═══ Records shown ═══
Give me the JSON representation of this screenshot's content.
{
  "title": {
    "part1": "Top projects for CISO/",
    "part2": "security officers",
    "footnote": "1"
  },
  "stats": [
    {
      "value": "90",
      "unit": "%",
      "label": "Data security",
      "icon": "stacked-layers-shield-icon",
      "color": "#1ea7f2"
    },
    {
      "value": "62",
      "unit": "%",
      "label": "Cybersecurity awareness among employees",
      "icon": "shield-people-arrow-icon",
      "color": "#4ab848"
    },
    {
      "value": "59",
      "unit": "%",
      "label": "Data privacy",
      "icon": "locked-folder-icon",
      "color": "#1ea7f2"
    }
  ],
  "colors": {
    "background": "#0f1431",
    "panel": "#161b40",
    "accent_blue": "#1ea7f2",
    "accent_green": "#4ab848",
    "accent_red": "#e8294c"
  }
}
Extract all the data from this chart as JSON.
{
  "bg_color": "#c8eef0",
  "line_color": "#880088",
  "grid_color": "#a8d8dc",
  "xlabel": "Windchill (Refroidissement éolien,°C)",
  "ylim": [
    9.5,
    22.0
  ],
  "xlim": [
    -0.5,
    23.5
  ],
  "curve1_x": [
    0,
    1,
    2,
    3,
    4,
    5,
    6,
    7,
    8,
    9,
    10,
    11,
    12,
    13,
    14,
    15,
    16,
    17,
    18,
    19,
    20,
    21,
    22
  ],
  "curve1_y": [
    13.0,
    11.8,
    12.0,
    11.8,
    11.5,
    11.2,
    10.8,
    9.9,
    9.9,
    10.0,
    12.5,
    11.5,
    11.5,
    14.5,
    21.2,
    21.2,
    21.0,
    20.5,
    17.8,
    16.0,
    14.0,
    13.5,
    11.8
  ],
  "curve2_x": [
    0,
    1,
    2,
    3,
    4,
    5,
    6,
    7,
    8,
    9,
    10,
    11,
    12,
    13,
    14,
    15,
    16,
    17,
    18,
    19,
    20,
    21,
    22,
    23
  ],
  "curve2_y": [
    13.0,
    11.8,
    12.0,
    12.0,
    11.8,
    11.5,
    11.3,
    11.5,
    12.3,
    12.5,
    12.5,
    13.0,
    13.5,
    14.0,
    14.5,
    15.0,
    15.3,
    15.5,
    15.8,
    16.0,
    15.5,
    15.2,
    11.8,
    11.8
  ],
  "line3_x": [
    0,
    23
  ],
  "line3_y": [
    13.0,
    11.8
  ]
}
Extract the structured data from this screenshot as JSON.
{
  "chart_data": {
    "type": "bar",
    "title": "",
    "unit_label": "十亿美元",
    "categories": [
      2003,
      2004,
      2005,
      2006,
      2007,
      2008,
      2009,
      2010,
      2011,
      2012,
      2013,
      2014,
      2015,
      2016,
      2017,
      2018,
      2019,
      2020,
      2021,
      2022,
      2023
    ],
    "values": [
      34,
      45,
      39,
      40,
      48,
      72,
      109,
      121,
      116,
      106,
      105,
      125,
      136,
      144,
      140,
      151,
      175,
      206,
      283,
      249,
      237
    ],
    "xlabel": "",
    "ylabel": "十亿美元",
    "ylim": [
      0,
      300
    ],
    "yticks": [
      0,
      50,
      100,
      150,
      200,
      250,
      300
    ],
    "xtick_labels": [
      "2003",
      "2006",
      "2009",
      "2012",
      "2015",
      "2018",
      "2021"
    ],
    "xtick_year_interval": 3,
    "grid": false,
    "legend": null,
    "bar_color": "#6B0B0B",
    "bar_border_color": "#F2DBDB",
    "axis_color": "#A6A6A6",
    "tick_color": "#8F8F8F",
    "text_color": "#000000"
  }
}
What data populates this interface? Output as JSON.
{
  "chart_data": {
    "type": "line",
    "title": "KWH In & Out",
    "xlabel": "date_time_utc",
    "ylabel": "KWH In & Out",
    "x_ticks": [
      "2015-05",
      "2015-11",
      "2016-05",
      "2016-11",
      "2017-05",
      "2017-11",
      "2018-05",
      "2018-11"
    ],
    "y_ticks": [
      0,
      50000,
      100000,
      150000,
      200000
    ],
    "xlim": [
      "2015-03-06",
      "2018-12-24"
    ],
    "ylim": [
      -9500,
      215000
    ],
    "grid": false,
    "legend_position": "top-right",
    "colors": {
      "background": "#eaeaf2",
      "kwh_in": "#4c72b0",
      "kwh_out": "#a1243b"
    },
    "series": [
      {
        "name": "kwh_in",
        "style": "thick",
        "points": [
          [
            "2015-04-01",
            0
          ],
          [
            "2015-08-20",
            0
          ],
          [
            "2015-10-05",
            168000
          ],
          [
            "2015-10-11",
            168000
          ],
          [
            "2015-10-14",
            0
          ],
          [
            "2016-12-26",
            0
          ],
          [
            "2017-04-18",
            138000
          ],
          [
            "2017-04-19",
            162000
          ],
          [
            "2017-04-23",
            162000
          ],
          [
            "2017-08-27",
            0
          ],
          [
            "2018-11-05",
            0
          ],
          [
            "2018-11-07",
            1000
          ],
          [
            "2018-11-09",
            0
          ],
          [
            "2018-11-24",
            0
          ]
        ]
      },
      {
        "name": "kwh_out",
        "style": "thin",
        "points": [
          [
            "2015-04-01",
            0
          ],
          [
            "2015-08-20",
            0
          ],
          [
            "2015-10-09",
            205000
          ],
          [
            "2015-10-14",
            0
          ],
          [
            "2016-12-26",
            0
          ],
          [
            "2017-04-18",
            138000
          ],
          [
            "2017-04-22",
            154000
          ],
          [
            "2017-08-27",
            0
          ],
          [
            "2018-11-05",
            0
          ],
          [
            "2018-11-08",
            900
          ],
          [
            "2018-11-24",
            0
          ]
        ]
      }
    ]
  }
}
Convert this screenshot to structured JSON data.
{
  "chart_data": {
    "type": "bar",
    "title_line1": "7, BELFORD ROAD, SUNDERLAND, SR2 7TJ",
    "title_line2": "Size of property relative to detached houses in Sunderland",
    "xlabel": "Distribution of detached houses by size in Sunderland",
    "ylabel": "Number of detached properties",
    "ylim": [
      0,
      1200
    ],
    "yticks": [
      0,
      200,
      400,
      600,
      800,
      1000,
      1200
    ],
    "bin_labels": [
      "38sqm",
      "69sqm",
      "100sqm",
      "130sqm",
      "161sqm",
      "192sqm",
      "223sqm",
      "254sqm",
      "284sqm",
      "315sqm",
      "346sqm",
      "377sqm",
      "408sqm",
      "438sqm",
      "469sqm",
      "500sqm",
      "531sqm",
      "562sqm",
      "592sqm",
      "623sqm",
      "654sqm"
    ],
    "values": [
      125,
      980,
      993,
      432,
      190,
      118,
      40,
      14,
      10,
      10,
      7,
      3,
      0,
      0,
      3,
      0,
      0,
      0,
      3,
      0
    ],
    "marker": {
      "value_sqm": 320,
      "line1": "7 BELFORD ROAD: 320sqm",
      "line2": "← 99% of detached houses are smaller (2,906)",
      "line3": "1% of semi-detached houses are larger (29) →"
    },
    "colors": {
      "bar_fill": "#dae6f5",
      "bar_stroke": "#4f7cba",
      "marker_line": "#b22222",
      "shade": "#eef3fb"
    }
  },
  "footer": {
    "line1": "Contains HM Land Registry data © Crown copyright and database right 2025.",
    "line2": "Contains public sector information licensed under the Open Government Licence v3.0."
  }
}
═══
Here, the records must be output exactly and in full.

• _Problem solution_
Give me the JSON representation of this screenshot's content.
{
  "title": {
    "part1": "Top projects for CISO/",
    "part2": "security officers",
    "footnote": "1"
  },
  "stats": [
    {
      "value": "90",
      "unit": "%",
      "label": "Data security",
      "icon": "stacked-layers-shield-icon",
      "color": "#1ea7f2"
    },
    {
      "value": "62",
      "unit": "%",
      "label": "Cybersecurity awareness among employees",
      "icon": "shield-people-arrow-icon",
      "color": "#4ab848"
    },
    {
      "value": "59",
      "unit": "%",
      "label": "Data privacy",
      "icon": "locked-folder-icon",
      "color": "#1ea7f2"
    }
  ],
  "colors": {
    "background": "#0f1431",
    "panel": "#161b40",
    "accent_blue": "#1ea7f2",
    "accent_green": "#4ab848",
    "accent_red": "#e8294c"
  }
}
Extract all the data from this chart as JSON.
{
  "bg_color": "#c8eef0",
  "line_color": "#880088",
  "grid_color": "#a8d8dc",
  "xlabel": "Windchill (Refroidissement éolien,°C)",
  "ylim": [
    9.5,
    22.0
  ],
  "xlim": [
    -0.5,
    23.5
  ],
  "curve1_x": [
    0,
    1,
    2,
    3,
    4,
    5,
    6,
    7,
    8,
    9,
    10,
    11,
    12,
    13,
    14,
    15,
    16,
    17,
    18,
    19,
    20,
    21,
    22
  ],
  "curve1_y": [
    13.0,
    11.8,
    12.0,
    11.8,
    11.5,
    11.2,
    10.8,
    9.9,
    9.9,
    10.0,
    12.5,
    11.5,
    11.5,
    14.5,
    21.2,
    21.2,
    21.0,
    20.5,
    17.8,
    16.0,
    14.0,
    13.5,
    11.8
  ],
  "curve2_x": [
    0,
    1,
    2,
    3,
    4,
    5,
    6,
    7,
    8,
    9,
    10,
    11,
    12,
    13,
    14,
    15,
    16,
    17,
    18,
    19,
    20,
    21,
    22,
    23
  ],
  "curve2_y": [
    13.0,
    11.8,
    12.0,
    12.0,
    11.8,
    11.5,
    11.3,
    11.5,
    12.3,
    12.5,
    12.5,
    13.0,
    13.5,
    14.0,
    14.5,
    15.0,
    15.3,
    15.5,
    15.8,
    16.0,
    15.5,
    15.2,
    11.8,
    11.8
  ],
  "line3_x": [
    0,
    23
  ],
  "line3_y": [
    13.0,
    11.8
  ]
}
Extract the structured data from this screenshot as JSON.
{
  "chart_data": {
    "type": "bar",
    "title": "",
    "unit_label": "十亿美元",
    "categories": [
      2003,
      2004,
      2005,
      2006,
      2007,
      2008,
      2009,
      2010,
      2011,
      2012,
      2013,
      2014,
      2015,
      2016,
      2017,
      2018,
      2019,
      2020,
      2021,
      2022,
      2023
    ],
    "values": [
      34,
      45,
      39,
      40,
      48,
      72,
      109,
      121,
      116,
      106,
      105,
      125,
      136,
      144,
      140,
      151,
      175,
      206,
      283,
      249,
      237
    ],
    "xlabel": "",
    "ylabel": "十亿美元",
    "ylim": [
      0,
      300
    ],
    "yticks": [
      0,
      50,
      100,
      150,
      200,
      250,
      300
    ],
    "xtick_labels": [
      "2003",
      "2006",
      "2009",
      "2012",
      "2015",
      "2018",
      "2021"
    ],
    "xtick_year_interval": 3,
    "grid": false,
    "legend": null,
    "bar_color": "#6B0B0B",
    "bar_border_color": "#F2DBDB",
    "axis_color": "#A6A6A6",
    "tick_color": "#8F8F8F",
    "text_color": "#000000"
  }
}
What data populates this interface? Output as JSON.
{
  "chart_data": {
    "type": "line",
    "title": "KWH In & Out",
    "xlabel": "date_time_utc",
    "ylabel": "KWH In & Out",
    "x_ticks": [
      "2015-05",
      "2015-11",
      "2016-05",
      "2016-11",
      "2017-05",
      "2017-11",
      "2018-05",
      "2018-11"
    ],
    "y_ticks": [
      0,
      50000,
      100000,
      150000,
      200000
    ],
    "xlim": [
      "2015-03-06",
      "2018-12-24"
    ],
    "ylim": [
      -9500,
      215000
    ],
    "grid": false,
    "legend_position": "top-right",
    "colors": {
      "background": "#eaeaf2",
      "kwh_in": "#4c72b0",
      "kwh_out": "#a1243b"
    },
    "series": [
      {
        "name": "kwh_in",
        "style": "thick",
        "points": [
          [
            "2015-04-01",
            0
          ],
          [
            "2015-08-20",
            0
          ],
          [
            "2015-10-05",
            168000
          ],
          [
            "2015-10-11",
            168000
          ],
          [
            "2015-10-14",
            0
          ],
          [
            "2016-12-26",
            0
          ],
          [
            "2017-04-18",
            138000
          ],
          [
            "2017-04-19",
            162000
          ],
          [
            "2017-04-23",
            162000
          ],
          [
            "2017-08-27",
            0
          ],
          [
            "2018-11-05",
            0
          ],
          [
            "2018-11-07",
            1000
          ],
          [
            "2018-11-09",
            0
          ],
          [
            "2018-11-24",
            0
          ]
        ]
      },
      {
        "name": "kwh_out",
        "style": "thin",
        "points": [
          [
            "2015-04-01",
            0
          ],
          [
            "2015-08-20",
            0
          ],
          [
            "2015-10-09",
            205000
          ],
          [
            "2015-10-14",
            0
          ],
          [
            "2016-12-26",
            0
          ],
          [
            "2017-04-18",
            138000
          ],
          [
            "2017-04-22",
            154000
          ],
          [
            "2017-08-27",
            0
          ],
          [
            "2018-11-05",
            0
          ],
          [
            "2018-11-08",
            900
          ],
          [
            "2018-11-24",
            0
          ]
        ]
      }
    ]
  }
}
Convert this screenshot to structured JSON data.
{
  "chart_data": {
    "type": "bar",
    "title_line1": "7, BELFORD ROAD, SUNDERLAND, SR2 7TJ",
    "title_line2": "Size of property relative to detached houses in Sunderland",
    "xlabel": "Distribution of detached houses by size in Sunderland",
    "ylabel": "Number of detached properties",
    "ylim": [
      0,
      1200
    ],
    "yticks": [
      0,
      200,
      400,
      600,
      800,
      1000,
      1200
    ],
    "bin_labels": [
      "38sqm",
      "69sqm",
      "100sqm",
      "130sqm",
      "161sqm",
      "192sqm",
      "223sqm",
      "254sqm",
      "284sqm",
      "315sqm",
      "346sqm",
      "377sqm",
      "408sqm",
      "438sqm",
      "469sqm",
      "500sqm",
      "531sqm",
      "562sqm",
      "592sqm",
      "623sqm",
      "654sqm"
    ],
    "values": [
      125,
      980,
      993,
      432,
      190,
      118,
      40,
      14,
      10,
      10,
      7,
      3,
      0,
      0,
      3,
      0,
      0,
      0,
      3,
      0
    ],
    "marker": {
      "value_sqm": 320,
      "line1": "7 BELFORD ROAD: 320sqm",
      "line2": "← 99% of detached houses are smaller (2,906)",
      "line3": "1% of semi-detached houses are larger (29) →"
    },
    "colors": {
      "bar_fill": "#dae6f5",
      "bar_stroke": "#4f7cba",
      "marker_line": "#b22222",
      "shade": "#eef3fb"
    }
  },
  "footer": {
    "line1": "Contains HM Land Registry data © Crown copyright and database right 2025.",
    "line2": "Contains public sector information licensed under the Open Government Licence v3.0."
  }
}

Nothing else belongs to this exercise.